■ **WHAT IS EXPECTED**:
Copy all lines below exactly as written. Leave pictures out.

■ **Data tied to figure images**:

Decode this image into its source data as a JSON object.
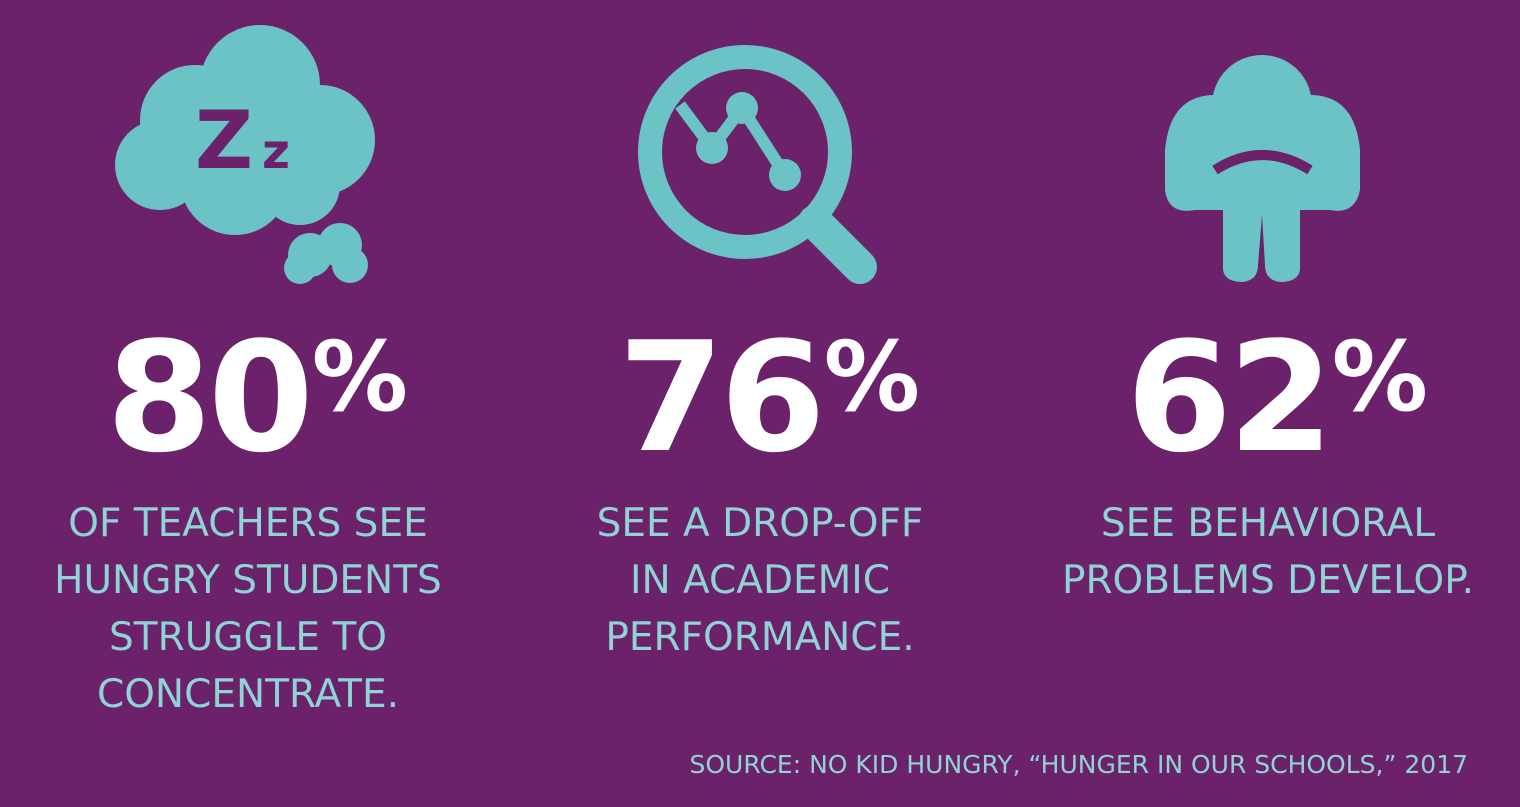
{
  "stats": [
    {
      "value": "80",
      "unit": "%",
      "lines": [
        "OF TEACHERS SEE",
        "HUNGRY STUDENTS",
        "STRUGGLE TO",
        "CONCENTRATE."
      ]
    },
    {
      "value": "76",
      "unit": "%",
      "lines": [
        "SEE A DROP-OFF",
        "IN ACADEMIC",
        "PERFORMANCE."
      ]
    },
    {
      "value": "62",
      "unit": "%",
      "lines": [
        "SEE BEHAVIORAL",
        "PROBLEMS DEVELOP."
      ]
    }
  ],
  "source": "SOURCE: NO KID HUNGRY, “HUNGER IN OUR SCHOOLS,” 2017"
}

■ **ANSWER FOR THIS EXERCISE**:
Decode this image into its source data as a JSON object.
{
  "stats": [
    {
      "value": "80",
      "unit": "%",
      "lines": [
        "OF TEACHERS SEE",
        "HUNGRY STUDENTS",
        "STRUGGLE TO",
        "CONCENTRATE."
      ]
    },
    {
      "value": "76",
      "unit": "%",
      "lines": [
        "SEE A DROP-OFF",
        "IN ACADEMIC",
        "PERFORMANCE."
      ]
    },
    {
      "value": "62",
      "unit": "%",
      "lines": [
        "SEE BEHAVIORAL",
        "PROBLEMS DEVELOP."
      ]
    }
  ],
  "source": "SOURCE: NO KID HUNGRY, “HUNGER IN OUR SCHOOLS,” 2017"
}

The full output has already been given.